Set task:
Each entry here needs to be set down again exactly, please; pictures are left out.

Records provided:

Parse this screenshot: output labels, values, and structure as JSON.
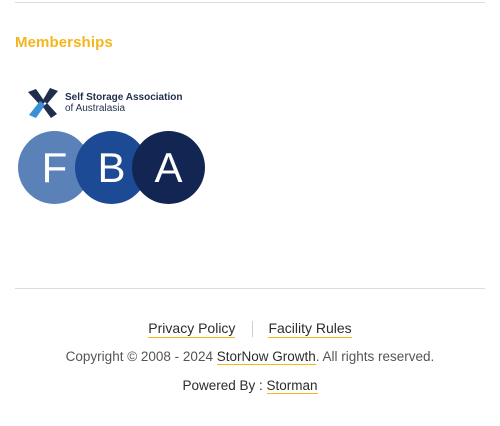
{
  "memberships": {
    "heading": "Memberships",
    "ssaa": {
      "line1": "Self Storage Association",
      "line2": "of Australasia"
    },
    "fba": {
      "letters": [
        "F",
        "B",
        "A"
      ]
    }
  },
  "footer": {
    "links": {
      "privacy": "Privacy Policy",
      "facility": "Facility Rules"
    },
    "copyright": {
      "prefix": "Copyright © 2008 - 2024",
      "company": "StorNow Growth",
      "suffix": ". All rights reserved."
    },
    "powered": {
      "prefix": "Powered By :",
      "brand": "Storman"
    }
  },
  "colors": {
    "accent": "#f5b51c",
    "fba_f": "#5a82b8",
    "fba_b": "#1d4a95",
    "fba_a": "#132553",
    "ssaa_navy": "#1f2e4c",
    "ssaa_blue": "#3a8fd6"
  }
}
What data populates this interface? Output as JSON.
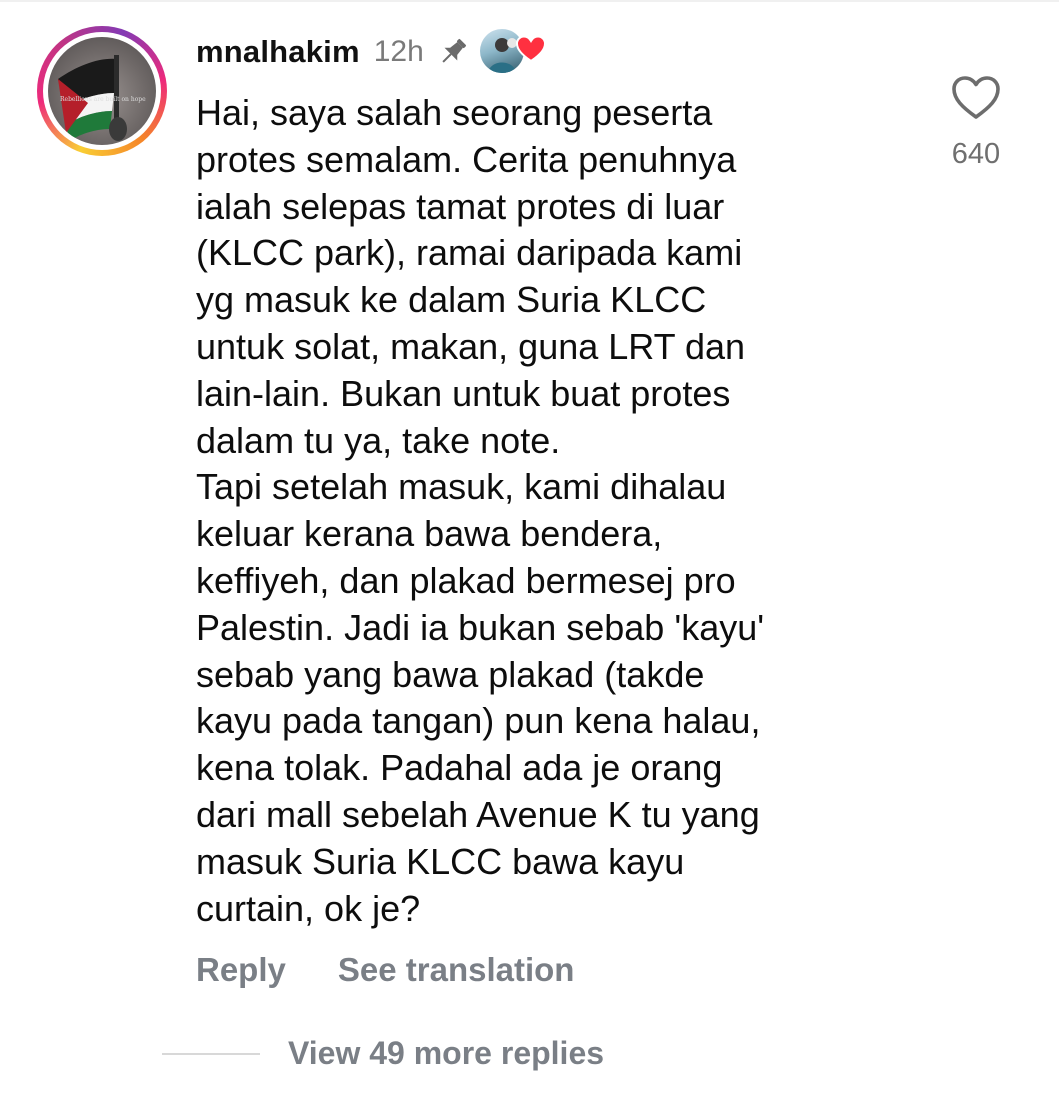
{
  "comment": {
    "username": "mnalhakim",
    "time": "12h",
    "avatar_caption": "Rebellions are built on hope",
    "text": "Hai, saya salah seorang peserta\nprotes semalam. Cerita penuhnya\nialah selepas tamat protes di luar\n(KLCC park), ramai daripada kami\nyg masuk ke dalam Suria KLCC\nuntuk solat, makan, guna LRT dan\nlain-lain. Bukan untuk buat protes\ndalam tu ya, take note.\nTapi setelah masuk, kami dihalau\nkeluar kerana bawa bendera,\nkeffiyeh, dan plakad bermesej pro\nPalestin. Jadi ia bukan sebab 'kayu'\nsebab yang bawa plakad (takde\nkayu pada tangan) pun kena halau,\nkena tolak. Padahal ada je orang\ndari mall sebelah Avenue K tu yang\nmasuk Suria KLCC bawa kayu\ncurtain, ok je?",
    "like_count": "640",
    "icons": {
      "pin": "pin-icon",
      "liked_by": "creator-liked-avatar",
      "heart_badge": "heart-icon",
      "like": "heart-outline-icon"
    }
  },
  "actions": {
    "reply_label": "Reply",
    "translate_label": "See translation"
  },
  "replies": {
    "view_more_label": "View 49 more replies"
  },
  "colors": {
    "heart_red": "#ff3040",
    "muted_text": "#7a7f86",
    "ring_start": "#f9ce34",
    "ring_mid": "#ee2a7b",
    "ring_end": "#833ab4"
  }
}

Answer below:
Parse this screenshot: output labels, values, and structure as JSON.
{
  "memberships": {
    "heading": "Memberships",
    "ssaa": {
      "line1": "Self Storage Association",
      "line2": "of Australasia"
    },
    "fba": {
      "letters": [
        "F",
        "B",
        "A"
      ]
    }
  },
  "footer": {
    "links": {
      "privacy": "Privacy Policy",
      "facility": "Facility Rules"
    },
    "copyright": {
      "prefix": "Copyright © 2008 - 2024",
      "company": "StorNow Growth",
      "suffix": ". All rights reserved."
    },
    "powered": {
      "prefix": "Powered By :",
      "brand": "Storman"
    }
  },
  "colors": {
    "accent": "#f5b51c",
    "fba_f": "#5a82b8",
    "fba_b": "#1d4a95",
    "fba_a": "#132553",
    "ssaa_navy": "#1f2e4c",
    "ssaa_blue": "#3a8fd6"
  }
}
What data populates this interface? Output as JSON.
{
  "comment": {
    "username": "mnalhakim",
    "time": "12h",
    "avatar_caption": "Rebellions are built on hope",
    "text": "Hai, saya salah seorang peserta\nprotes semalam. Cerita penuhnya\nialah selepas tamat protes di luar\n(KLCC park), ramai daripada kami\nyg masuk ke dalam Suria KLCC\nuntuk solat, makan, guna LRT dan\nlain-lain. Bukan untuk buat protes\ndalam tu ya, take note.\nTapi setelah masuk, kami dihalau\nkeluar kerana bawa bendera,\nkeffiyeh, dan plakad bermesej pro\nPalestin. Jadi ia bukan sebab 'kayu'\nsebab yang bawa plakad (takde\nkayu pada tangan) pun kena halau,\nkena tolak. Padahal ada je orang\ndari mall sebelah Avenue K tu yang\nmasuk Suria KLCC bawa kayu\ncurtain, ok je?",
    "like_count": "640",
    "icons": {
      "pin": "pin-icon",
      "liked_by": "creator-liked-avatar",
      "heart_badge": "heart-icon",
      "like": "heart-outline-icon"
    }
  },
  "actions": {
    "reply_label": "Reply",
    "translate_label": "See translation"
  },
  "replies": {
    "view_more_label": "View 49 more replies"
  },
  "colors": {
    "heart_red": "#ff3040",
    "muted_text": "#7a7f86",
    "ring_start": "#f9ce34",
    "ring_mid": "#ee2a7b",
    "ring_end": "#833ab4"
  }
}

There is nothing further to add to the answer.